§ **What you have to do**:
Omit the pictures, then write out every entry exactly as it reads.

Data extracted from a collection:
start

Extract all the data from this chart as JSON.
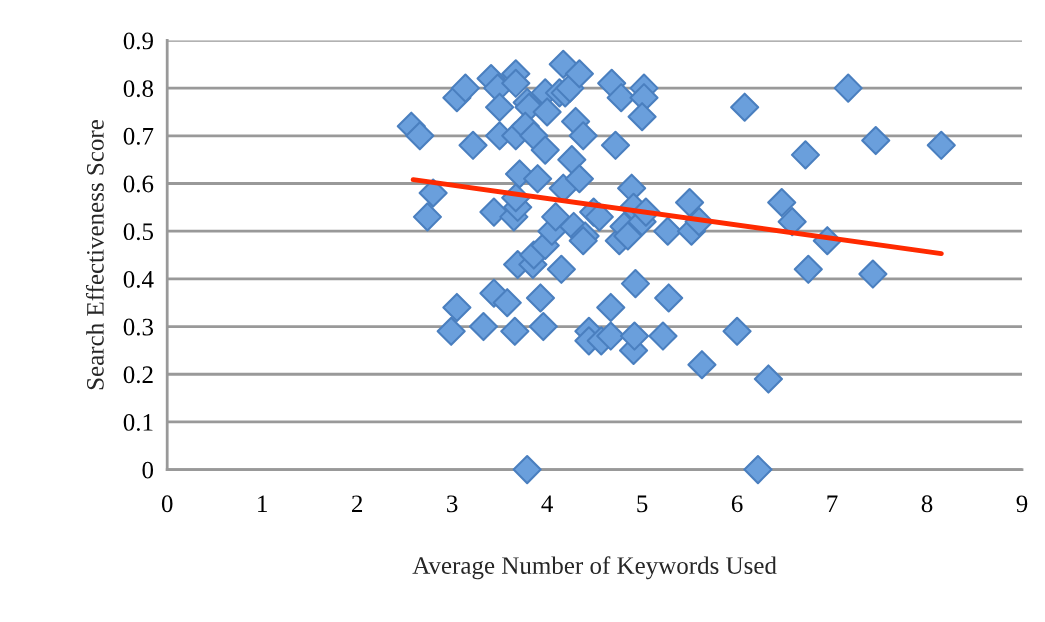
{
  "chart_data": {
    "type": "scatter",
    "xlabel": "Average Number of Keywords Used",
    "ylabel": "Search Effectiveness Score",
    "xlim": [
      0,
      9
    ],
    "xticks": [
      0,
      1,
      2,
      3,
      4,
      5,
      6,
      7,
      8,
      9
    ],
    "ylim": [
      0,
      0.9
    ],
    "yticks": [
      0,
      0.1,
      0.2,
      0.3,
      0.4,
      0.5,
      0.6,
      0.7,
      0.8,
      0.9
    ],
    "grid": "y",
    "marker": "diamond",
    "legend": false,
    "series": [
      {
        "color": "#6a9fdc",
        "x": [
          2.57,
          2.66,
          2.8,
          2.74,
          3.05,
          3.14,
          3.22,
          2.99,
          3.05,
          3.33,
          3.41,
          3.48,
          3.5,
          3.5,
          3.44,
          3.44,
          3.58,
          3.67,
          3.67,
          3.67,
          3.66,
          3.65,
          3.69,
          3.67,
          3.71,
          3.69,
          3.79,
          3.81,
          3.77,
          3.86,
          3.9,
          3.85,
          3.86,
          3.93,
          3.96,
          3.98,
          3.79,
          3.98,
          4.0,
          3.98,
          4.05,
          4.09,
          4.13,
          4.17,
          4.19,
          4.24,
          4.17,
          4.15,
          4.26,
          4.3,
          4.34,
          4.34,
          4.38,
          4.28,
          4.4,
          4.38,
          4.44,
          4.44,
          4.49,
          4.55,
          4.57,
          4.67,
          4.67,
          4.68,
          4.72,
          4.78,
          4.76,
          4.81,
          4.85,
          4.89,
          4.91,
          4.93,
          4.91,
          4.92,
          5.02,
          5.02,
          5.0,
          5.0,
          5.04,
          5.27,
          5.28,
          5.22,
          5.5,
          5.52,
          5.6,
          5.63,
          6.0,
          6.08,
          6.22,
          6.33,
          6.47,
          6.58,
          6.72,
          6.75,
          6.95,
          7.17,
          7.43,
          7.46,
          8.15
        ],
        "values": [
          0.72,
          0.7,
          0.58,
          0.53,
          0.78,
          0.8,
          0.68,
          0.29,
          0.34,
          0.3,
          0.82,
          0.8,
          0.76,
          0.7,
          0.54,
          0.37,
          0.35,
          0.83,
          0.81,
          0.7,
          0.29,
          0.53,
          0.55,
          0.57,
          0.62,
          0.43,
          0.77,
          0.76,
          0.72,
          0.7,
          0.61,
          0.43,
          0.45,
          0.36,
          0.3,
          0.47,
          0.0,
          0.79,
          0.75,
          0.67,
          0.5,
          0.53,
          0.79,
          0.85,
          0.79,
          0.8,
          0.59,
          0.42,
          0.65,
          0.73,
          0.83,
          0.61,
          0.7,
          0.51,
          0.49,
          0.48,
          0.29,
          0.27,
          0.54,
          0.53,
          0.27,
          0.28,
          0.34,
          0.81,
          0.68,
          0.78,
          0.48,
          0.51,
          0.49,
          0.59,
          0.55,
          0.39,
          0.25,
          0.28,
          0.8,
          0.78,
          0.74,
          0.52,
          0.54,
          0.5,
          0.36,
          0.28,
          0.56,
          0.5,
          0.52,
          0.22,
          0.29,
          0.76,
          0.0,
          0.19,
          0.56,
          0.52,
          0.66,
          0.42,
          0.48,
          0.8,
          0.41,
          0.69,
          0.68
        ]
      },
      {
        "type": "line",
        "marker": "none",
        "color": "#ff2a00",
        "x": [
          2.59,
          8.15
        ],
        "values": [
          0.608,
          0.453
        ]
      }
    ]
  }
}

end

§ **Exercise result**:
Extract all the data from this chart as JSON.
{
  "chart_data": {
    "type": "scatter",
    "xlabel": "Average Number of Keywords Used",
    "ylabel": "Search Effectiveness Score",
    "xlim": [
      0,
      9
    ],
    "xticks": [
      0,
      1,
      2,
      3,
      4,
      5,
      6,
      7,
      8,
      9
    ],
    "ylim": [
      0,
      0.9
    ],
    "yticks": [
      0,
      0.1,
      0.2,
      0.3,
      0.4,
      0.5,
      0.6,
      0.7,
      0.8,
      0.9
    ],
    "grid": "y",
    "marker": "diamond",
    "legend": false,
    "series": [
      {
        "color": "#6a9fdc",
        "x": [
          2.57,
          2.66,
          2.8,
          2.74,
          3.05,
          3.14,
          3.22,
          2.99,
          3.05,
          3.33,
          3.41,
          3.48,
          3.5,
          3.5,
          3.44,
          3.44,
          3.58,
          3.67,
          3.67,
          3.67,
          3.66,
          3.65,
          3.69,
          3.67,
          3.71,
          3.69,
          3.79,
          3.81,
          3.77,
          3.86,
          3.9,
          3.85,
          3.86,
          3.93,
          3.96,
          3.98,
          3.79,
          3.98,
          4.0,
          3.98,
          4.05,
          4.09,
          4.13,
          4.17,
          4.19,
          4.24,
          4.17,
          4.15,
          4.26,
          4.3,
          4.34,
          4.34,
          4.38,
          4.28,
          4.4,
          4.38,
          4.44,
          4.44,
          4.49,
          4.55,
          4.57,
          4.67,
          4.67,
          4.68,
          4.72,
          4.78,
          4.76,
          4.81,
          4.85,
          4.89,
          4.91,
          4.93,
          4.91,
          4.92,
          5.02,
          5.02,
          5.0,
          5.0,
          5.04,
          5.27,
          5.28,
          5.22,
          5.5,
          5.52,
          5.6,
          5.63,
          6.0,
          6.08,
          6.22,
          6.33,
          6.47,
          6.58,
          6.72,
          6.75,
          6.95,
          7.17,
          7.43,
          7.46,
          8.15
        ],
        "values": [
          0.72,
          0.7,
          0.58,
          0.53,
          0.78,
          0.8,
          0.68,
          0.29,
          0.34,
          0.3,
          0.82,
          0.8,
          0.76,
          0.7,
          0.54,
          0.37,
          0.35,
          0.83,
          0.81,
          0.7,
          0.29,
          0.53,
          0.55,
          0.57,
          0.62,
          0.43,
          0.77,
          0.76,
          0.72,
          0.7,
          0.61,
          0.43,
          0.45,
          0.36,
          0.3,
          0.47,
          0.0,
          0.79,
          0.75,
          0.67,
          0.5,
          0.53,
          0.79,
          0.85,
          0.79,
          0.8,
          0.59,
          0.42,
          0.65,
          0.73,
          0.83,
          0.61,
          0.7,
          0.51,
          0.49,
          0.48,
          0.29,
          0.27,
          0.54,
          0.53,
          0.27,
          0.28,
          0.34,
          0.81,
          0.68,
          0.78,
          0.48,
          0.51,
          0.49,
          0.59,
          0.55,
          0.39,
          0.25,
          0.28,
          0.8,
          0.78,
          0.74,
          0.52,
          0.54,
          0.5,
          0.36,
          0.28,
          0.56,
          0.5,
          0.52,
          0.22,
          0.29,
          0.76,
          0.0,
          0.19,
          0.56,
          0.52,
          0.66,
          0.42,
          0.48,
          0.8,
          0.41,
          0.69,
          0.68
        ]
      },
      {
        "type": "line",
        "marker": "none",
        "color": "#ff2a00",
        "x": [
          2.59,
          8.15
        ],
        "values": [
          0.608,
          0.453
        ]
      }
    ]
  }
}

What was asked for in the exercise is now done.